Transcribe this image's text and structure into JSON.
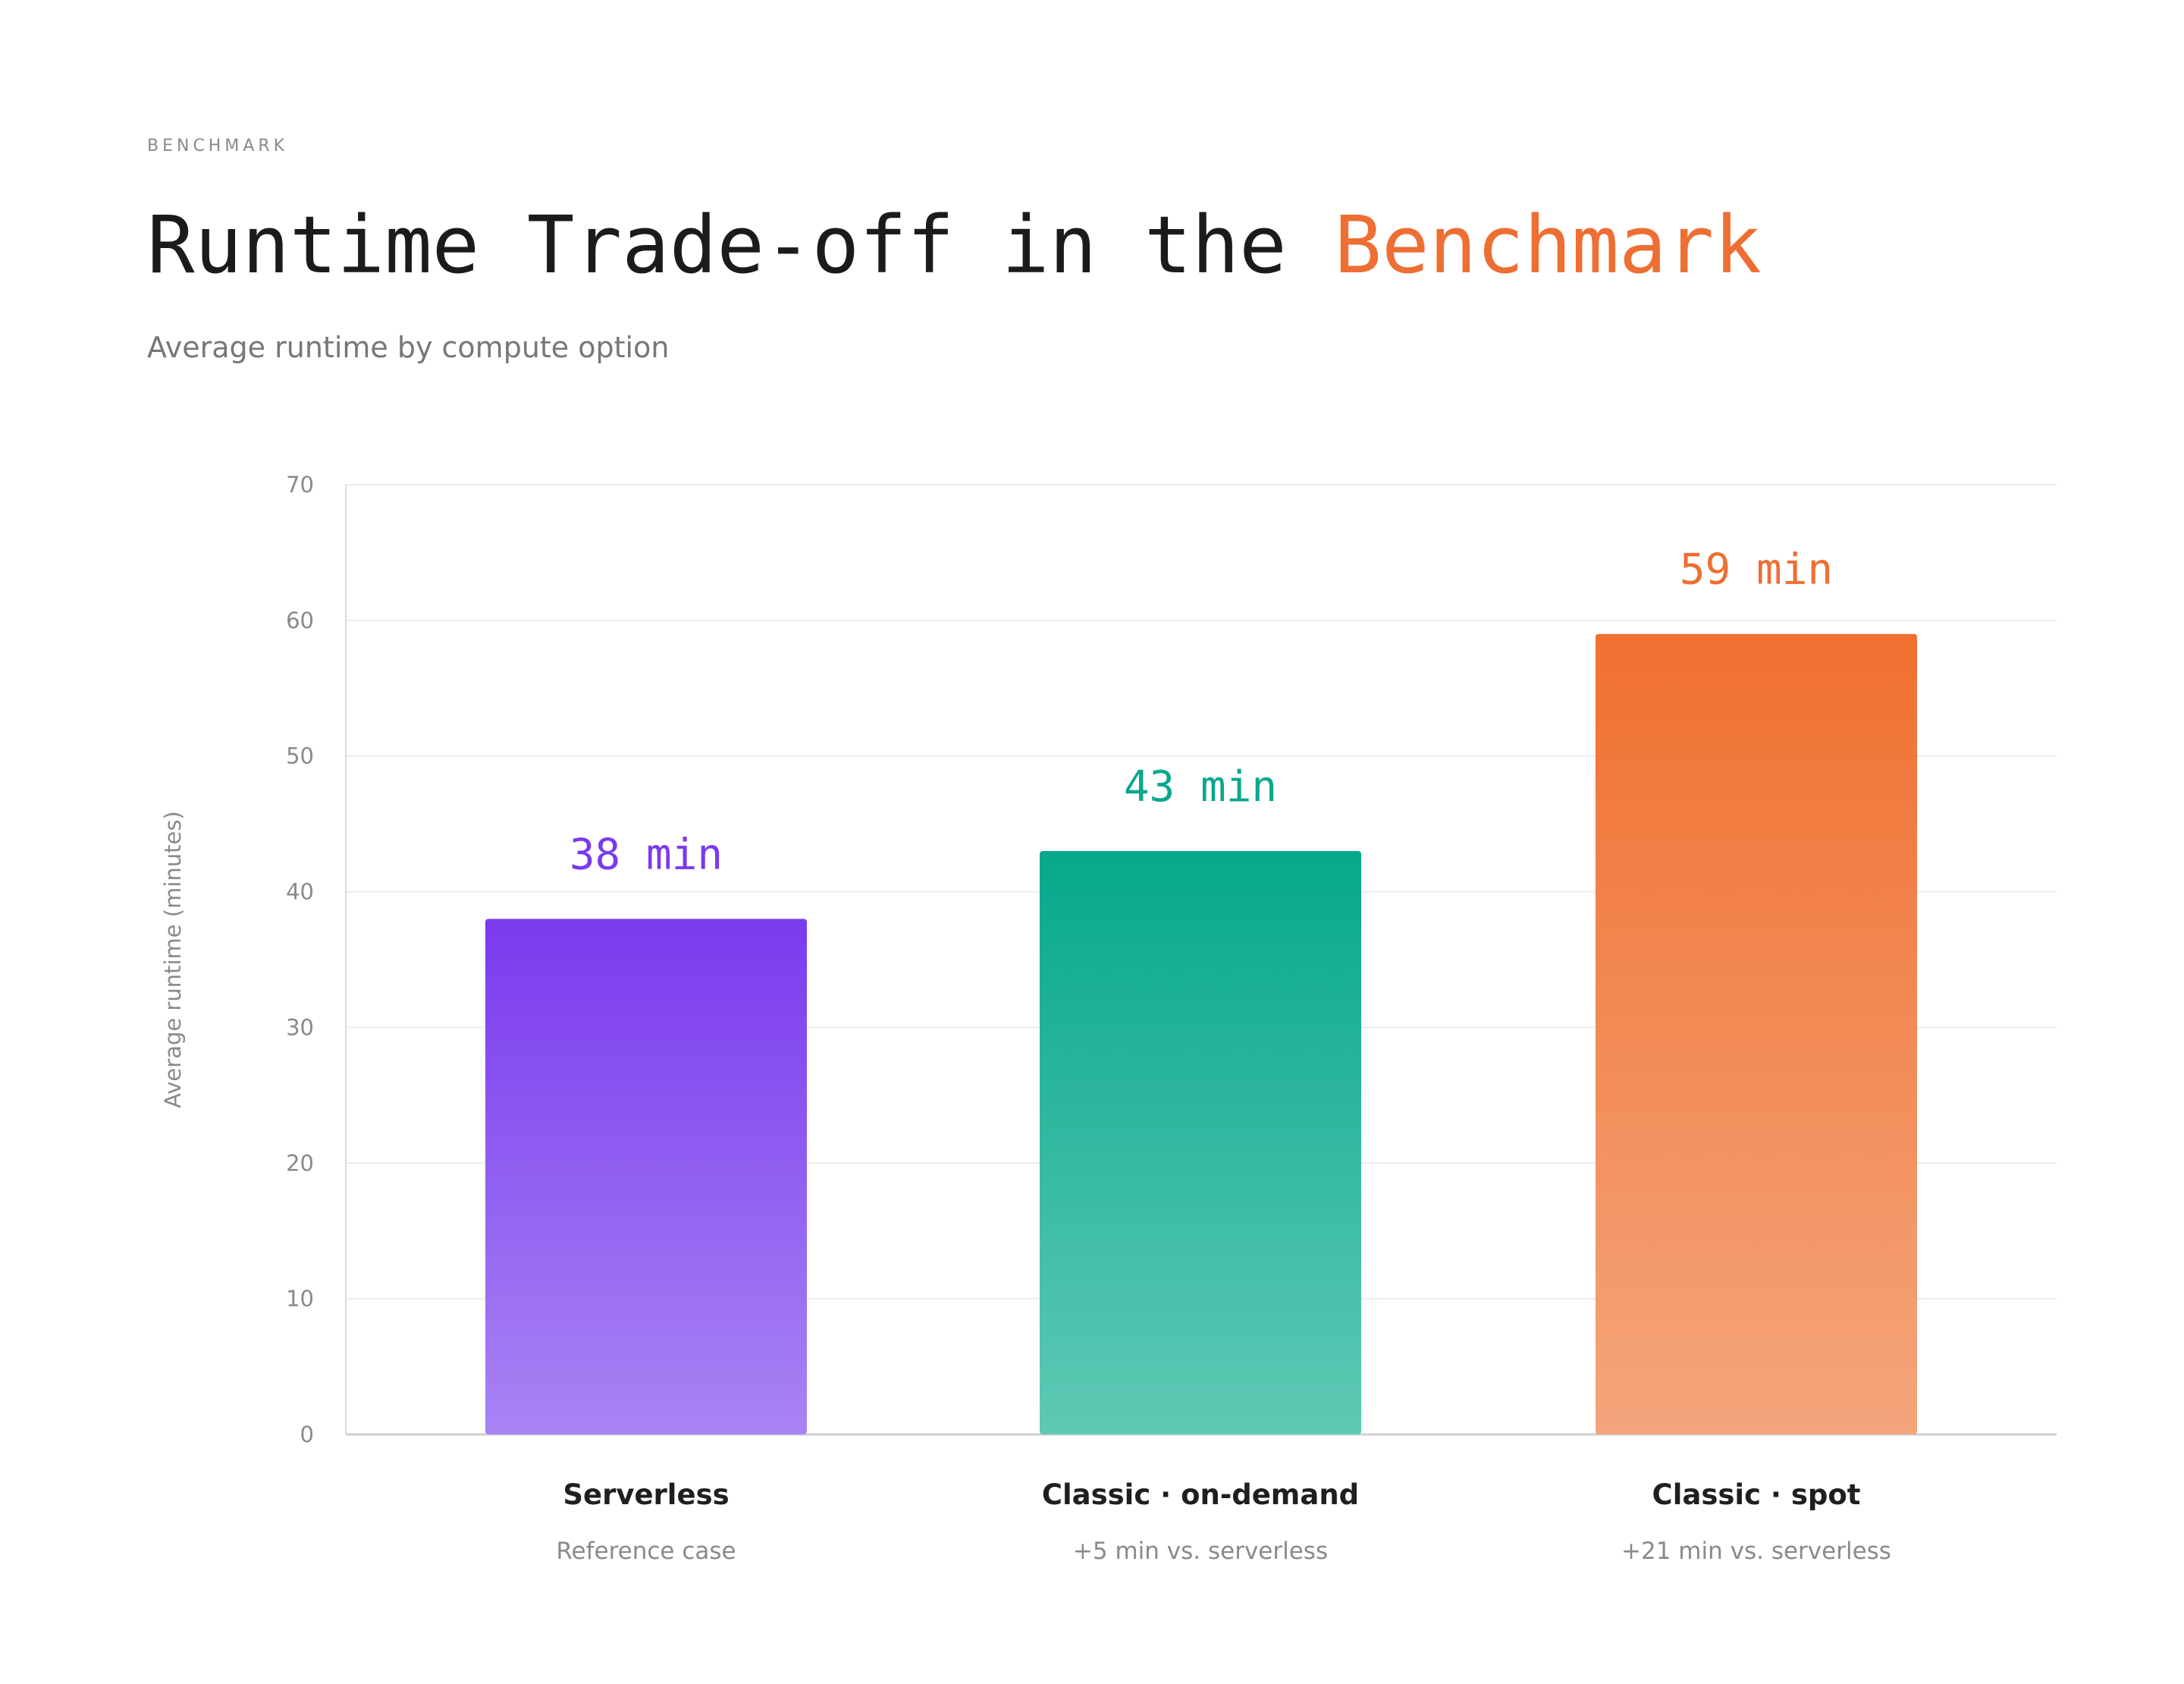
{
  "header": {
    "eyebrow": "BENCHMARK",
    "title_main": "Runtime Trade-off in the ",
    "title_accent": "Benchmark",
    "subtitle": "Average runtime by compute option"
  },
  "colors": {
    "accent": "#ee6e33",
    "serverless": "#7a3aee",
    "on_demand": "#0aa88e",
    "spot": "#f07030"
  },
  "chart_data": {
    "type": "bar",
    "categories": [
      "Serverless",
      "Classic · on-demand",
      "Classic · spot"
    ],
    "category_notes": [
      "Reference case",
      "+5 min vs. serverless",
      "+21 min vs. serverless"
    ],
    "values": [
      38,
      43,
      59
    ],
    "value_labels": [
      "38 min",
      "43 min",
      "59 min"
    ],
    "ylabel": "Average runtime (minutes)",
    "ylim": [
      0,
      70
    ],
    "yticks": [
      0,
      10,
      20,
      30,
      40,
      50,
      60,
      70
    ],
    "grid": true,
    "bar_colors": [
      {
        "top": "#7a3aee",
        "bottom": "#a884f4",
        "label": "#7a3aee"
      },
      {
        "top": "#06a88c",
        "bottom": "#5fc9b5",
        "label": "#0aa88e"
      },
      {
        "top": "#f07030",
        "bottom": "#f4a57c",
        "label": "#ee6e33"
      }
    ]
  }
}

————————

**Aim of the exercise:** Pick each line holding the word "bottom" out of the listing.

**Full solution:**
        "bottom": "#a884f4",
        "bottom": "#5fc9b5",
        "bottom": "#f4a57c",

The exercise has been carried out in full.